___ DATA PROVIDED
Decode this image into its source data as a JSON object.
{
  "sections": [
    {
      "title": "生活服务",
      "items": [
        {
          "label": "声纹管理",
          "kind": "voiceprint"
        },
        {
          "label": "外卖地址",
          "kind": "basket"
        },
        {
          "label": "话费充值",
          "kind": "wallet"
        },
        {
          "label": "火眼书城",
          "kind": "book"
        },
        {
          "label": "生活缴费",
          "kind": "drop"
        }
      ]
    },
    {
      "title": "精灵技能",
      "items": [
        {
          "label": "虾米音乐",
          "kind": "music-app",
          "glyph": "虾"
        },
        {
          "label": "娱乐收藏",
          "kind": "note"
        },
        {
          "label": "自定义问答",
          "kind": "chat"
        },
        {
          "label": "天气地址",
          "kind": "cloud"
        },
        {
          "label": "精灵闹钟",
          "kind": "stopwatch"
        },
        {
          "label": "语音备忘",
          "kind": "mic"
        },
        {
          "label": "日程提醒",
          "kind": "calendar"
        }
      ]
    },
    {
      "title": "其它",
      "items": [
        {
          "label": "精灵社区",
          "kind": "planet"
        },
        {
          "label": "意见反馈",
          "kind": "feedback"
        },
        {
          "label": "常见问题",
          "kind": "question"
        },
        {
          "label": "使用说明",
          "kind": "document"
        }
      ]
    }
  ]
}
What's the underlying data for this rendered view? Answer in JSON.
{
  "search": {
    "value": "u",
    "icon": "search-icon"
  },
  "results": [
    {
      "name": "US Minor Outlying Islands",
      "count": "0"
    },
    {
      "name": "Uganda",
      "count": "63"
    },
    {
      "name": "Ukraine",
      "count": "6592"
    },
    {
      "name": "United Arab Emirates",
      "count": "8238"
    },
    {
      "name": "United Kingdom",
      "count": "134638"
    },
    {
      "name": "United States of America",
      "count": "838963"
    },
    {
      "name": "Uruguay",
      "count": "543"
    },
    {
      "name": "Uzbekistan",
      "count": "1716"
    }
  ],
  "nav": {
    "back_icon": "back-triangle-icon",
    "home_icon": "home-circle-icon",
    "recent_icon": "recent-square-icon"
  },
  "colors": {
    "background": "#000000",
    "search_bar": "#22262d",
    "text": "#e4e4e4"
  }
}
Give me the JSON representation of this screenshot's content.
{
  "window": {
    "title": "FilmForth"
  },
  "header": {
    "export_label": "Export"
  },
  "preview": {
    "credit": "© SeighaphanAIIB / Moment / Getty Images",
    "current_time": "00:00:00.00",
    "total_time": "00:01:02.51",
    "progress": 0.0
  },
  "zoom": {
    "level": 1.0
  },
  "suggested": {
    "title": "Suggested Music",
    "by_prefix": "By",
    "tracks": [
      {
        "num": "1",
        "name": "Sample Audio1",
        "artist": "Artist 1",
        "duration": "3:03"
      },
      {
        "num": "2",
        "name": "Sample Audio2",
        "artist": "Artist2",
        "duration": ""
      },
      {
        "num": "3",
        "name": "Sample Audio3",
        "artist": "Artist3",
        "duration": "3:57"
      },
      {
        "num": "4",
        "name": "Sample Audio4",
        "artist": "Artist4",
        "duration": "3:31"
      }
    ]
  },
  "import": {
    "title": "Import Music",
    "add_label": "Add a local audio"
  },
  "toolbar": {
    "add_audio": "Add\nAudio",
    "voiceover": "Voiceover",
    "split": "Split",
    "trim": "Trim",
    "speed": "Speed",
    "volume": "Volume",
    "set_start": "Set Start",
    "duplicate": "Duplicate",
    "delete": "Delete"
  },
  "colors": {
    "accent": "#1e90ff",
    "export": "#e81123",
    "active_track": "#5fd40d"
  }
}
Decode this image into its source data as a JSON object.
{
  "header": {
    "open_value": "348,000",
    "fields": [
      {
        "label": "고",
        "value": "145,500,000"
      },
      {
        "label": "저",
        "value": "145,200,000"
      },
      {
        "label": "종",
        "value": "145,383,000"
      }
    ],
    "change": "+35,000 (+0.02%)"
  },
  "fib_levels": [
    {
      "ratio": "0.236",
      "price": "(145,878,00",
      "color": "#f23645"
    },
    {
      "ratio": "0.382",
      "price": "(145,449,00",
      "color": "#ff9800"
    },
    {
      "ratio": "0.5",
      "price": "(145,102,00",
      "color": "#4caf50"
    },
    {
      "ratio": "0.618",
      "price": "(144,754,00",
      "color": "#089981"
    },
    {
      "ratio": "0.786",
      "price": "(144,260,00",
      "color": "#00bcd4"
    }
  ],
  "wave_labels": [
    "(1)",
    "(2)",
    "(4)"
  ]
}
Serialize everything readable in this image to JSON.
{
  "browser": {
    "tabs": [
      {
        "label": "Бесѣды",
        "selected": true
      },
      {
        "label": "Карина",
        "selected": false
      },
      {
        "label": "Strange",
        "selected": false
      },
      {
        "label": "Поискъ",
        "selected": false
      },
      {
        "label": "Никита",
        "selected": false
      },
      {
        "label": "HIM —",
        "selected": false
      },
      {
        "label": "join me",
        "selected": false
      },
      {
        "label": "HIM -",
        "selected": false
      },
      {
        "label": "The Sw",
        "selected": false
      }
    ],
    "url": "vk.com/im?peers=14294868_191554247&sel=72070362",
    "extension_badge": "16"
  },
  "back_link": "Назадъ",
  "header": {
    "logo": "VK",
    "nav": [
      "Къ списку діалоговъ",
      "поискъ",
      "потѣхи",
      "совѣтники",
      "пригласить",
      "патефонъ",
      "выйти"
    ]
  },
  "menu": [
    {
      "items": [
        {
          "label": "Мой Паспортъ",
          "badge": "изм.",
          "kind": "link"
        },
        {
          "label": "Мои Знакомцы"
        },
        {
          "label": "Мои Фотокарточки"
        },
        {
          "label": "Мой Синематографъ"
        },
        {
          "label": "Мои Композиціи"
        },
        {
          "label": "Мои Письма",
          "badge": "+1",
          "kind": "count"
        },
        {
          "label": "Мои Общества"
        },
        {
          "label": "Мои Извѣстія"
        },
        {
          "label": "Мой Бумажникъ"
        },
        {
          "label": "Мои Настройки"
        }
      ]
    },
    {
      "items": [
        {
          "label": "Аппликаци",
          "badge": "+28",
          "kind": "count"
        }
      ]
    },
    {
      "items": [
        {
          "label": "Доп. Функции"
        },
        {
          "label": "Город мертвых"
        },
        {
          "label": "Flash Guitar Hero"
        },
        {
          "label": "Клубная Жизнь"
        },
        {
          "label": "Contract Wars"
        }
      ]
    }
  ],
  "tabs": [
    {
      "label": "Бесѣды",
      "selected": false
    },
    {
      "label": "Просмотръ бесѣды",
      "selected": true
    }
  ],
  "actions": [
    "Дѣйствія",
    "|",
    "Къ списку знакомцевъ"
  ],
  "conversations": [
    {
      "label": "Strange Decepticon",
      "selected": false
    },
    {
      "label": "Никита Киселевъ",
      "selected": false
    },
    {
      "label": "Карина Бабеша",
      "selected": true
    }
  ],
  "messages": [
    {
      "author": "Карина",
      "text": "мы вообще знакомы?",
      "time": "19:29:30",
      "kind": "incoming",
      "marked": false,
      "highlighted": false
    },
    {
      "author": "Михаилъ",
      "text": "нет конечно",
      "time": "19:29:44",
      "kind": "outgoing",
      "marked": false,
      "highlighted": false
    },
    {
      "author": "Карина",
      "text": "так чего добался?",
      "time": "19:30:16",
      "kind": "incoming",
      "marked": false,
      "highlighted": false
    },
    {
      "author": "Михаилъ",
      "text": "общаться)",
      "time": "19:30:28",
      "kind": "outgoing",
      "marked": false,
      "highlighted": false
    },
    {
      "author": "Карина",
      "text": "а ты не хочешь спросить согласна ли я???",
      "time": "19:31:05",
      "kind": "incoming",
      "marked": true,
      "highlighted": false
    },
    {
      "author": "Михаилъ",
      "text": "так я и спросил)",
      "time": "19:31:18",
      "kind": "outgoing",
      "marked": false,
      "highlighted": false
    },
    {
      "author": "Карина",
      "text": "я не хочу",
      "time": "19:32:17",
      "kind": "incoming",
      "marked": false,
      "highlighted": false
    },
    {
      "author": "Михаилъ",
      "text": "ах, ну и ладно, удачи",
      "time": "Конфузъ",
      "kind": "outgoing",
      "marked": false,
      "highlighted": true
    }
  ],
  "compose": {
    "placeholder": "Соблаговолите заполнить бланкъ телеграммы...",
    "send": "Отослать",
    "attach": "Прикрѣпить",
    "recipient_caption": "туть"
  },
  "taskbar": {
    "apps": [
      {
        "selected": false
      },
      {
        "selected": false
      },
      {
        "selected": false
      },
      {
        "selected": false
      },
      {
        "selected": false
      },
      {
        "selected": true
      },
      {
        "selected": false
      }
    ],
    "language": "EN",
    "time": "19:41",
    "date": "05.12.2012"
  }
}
______
## [PROBLEM TO SOLVE]
Take every line from the data above that holds "JSON" and copy it out.

## [THE RESULT]
Decode this image into its source data as a JSON object.
What's the underlying data for this rendered view? Answer in JSON.
Give me the JSON representation of this screenshot's content.
Decode this image into its source data as a JSON object.
Serialize everything readable in this image to JSON.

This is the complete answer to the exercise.